[start SUPPLIED DATA]

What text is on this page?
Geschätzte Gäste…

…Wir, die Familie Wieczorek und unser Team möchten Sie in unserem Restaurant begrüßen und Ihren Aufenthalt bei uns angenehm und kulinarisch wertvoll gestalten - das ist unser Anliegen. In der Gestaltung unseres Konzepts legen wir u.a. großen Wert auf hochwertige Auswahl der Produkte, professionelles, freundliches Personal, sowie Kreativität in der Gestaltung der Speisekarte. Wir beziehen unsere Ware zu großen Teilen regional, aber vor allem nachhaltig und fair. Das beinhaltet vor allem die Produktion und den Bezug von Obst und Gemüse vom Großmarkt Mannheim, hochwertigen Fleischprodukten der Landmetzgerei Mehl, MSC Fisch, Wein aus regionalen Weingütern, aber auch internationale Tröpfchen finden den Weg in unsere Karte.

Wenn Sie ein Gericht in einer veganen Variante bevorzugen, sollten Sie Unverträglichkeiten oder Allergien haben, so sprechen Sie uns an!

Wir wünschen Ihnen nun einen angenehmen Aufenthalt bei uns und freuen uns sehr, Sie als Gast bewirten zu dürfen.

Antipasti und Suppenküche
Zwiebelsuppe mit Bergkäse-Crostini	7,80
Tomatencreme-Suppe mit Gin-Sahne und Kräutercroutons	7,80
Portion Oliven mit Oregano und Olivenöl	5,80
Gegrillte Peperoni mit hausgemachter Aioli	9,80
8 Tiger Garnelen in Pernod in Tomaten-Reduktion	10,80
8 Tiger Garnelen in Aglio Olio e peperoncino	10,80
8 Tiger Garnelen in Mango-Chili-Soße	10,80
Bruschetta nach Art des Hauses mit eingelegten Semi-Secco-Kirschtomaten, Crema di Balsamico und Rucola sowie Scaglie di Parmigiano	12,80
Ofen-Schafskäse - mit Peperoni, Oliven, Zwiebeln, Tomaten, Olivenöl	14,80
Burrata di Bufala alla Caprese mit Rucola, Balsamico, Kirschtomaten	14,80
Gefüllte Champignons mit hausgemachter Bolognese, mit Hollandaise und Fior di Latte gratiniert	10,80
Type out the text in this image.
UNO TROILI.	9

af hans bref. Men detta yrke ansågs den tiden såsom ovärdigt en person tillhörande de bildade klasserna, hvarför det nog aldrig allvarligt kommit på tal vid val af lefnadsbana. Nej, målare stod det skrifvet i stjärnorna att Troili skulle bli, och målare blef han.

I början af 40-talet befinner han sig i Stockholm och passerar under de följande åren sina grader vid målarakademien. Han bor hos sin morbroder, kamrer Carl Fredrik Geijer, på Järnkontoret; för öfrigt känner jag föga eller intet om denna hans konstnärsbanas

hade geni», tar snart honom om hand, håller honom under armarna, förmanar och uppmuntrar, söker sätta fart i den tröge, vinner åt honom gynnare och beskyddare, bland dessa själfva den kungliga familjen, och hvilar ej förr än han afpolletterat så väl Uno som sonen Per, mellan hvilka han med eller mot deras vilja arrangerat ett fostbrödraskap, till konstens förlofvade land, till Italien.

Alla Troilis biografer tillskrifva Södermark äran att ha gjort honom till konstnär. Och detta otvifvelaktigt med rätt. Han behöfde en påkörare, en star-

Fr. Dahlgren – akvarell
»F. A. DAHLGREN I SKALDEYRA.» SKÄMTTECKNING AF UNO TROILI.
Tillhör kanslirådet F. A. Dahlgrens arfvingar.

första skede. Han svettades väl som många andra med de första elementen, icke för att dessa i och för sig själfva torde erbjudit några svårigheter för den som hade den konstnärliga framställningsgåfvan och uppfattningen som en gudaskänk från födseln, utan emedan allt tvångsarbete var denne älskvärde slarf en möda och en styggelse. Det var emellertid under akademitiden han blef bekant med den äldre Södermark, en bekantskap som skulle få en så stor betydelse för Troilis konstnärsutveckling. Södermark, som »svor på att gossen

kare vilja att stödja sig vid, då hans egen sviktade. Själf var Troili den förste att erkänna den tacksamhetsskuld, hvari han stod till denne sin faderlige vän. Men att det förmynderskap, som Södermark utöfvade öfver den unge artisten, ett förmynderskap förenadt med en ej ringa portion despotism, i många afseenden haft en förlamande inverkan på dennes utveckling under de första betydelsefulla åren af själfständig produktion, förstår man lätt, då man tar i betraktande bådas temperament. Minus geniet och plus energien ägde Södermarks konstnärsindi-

[end SUPPLIED DATA]

Identify and list each line with the word "Kirschtomaten".

• [TASK OUTPUT]:
Bruschetta nach Art des Hauses mit eingelegten Semi-Secco-Kirschtomaten, Crema di Balsamico und Rucola sowie Scaglie di Parmigiano	12,80
Burrata di Bufala alla Caprese mit Rucola, Balsamico, Kirschtomaten	14,80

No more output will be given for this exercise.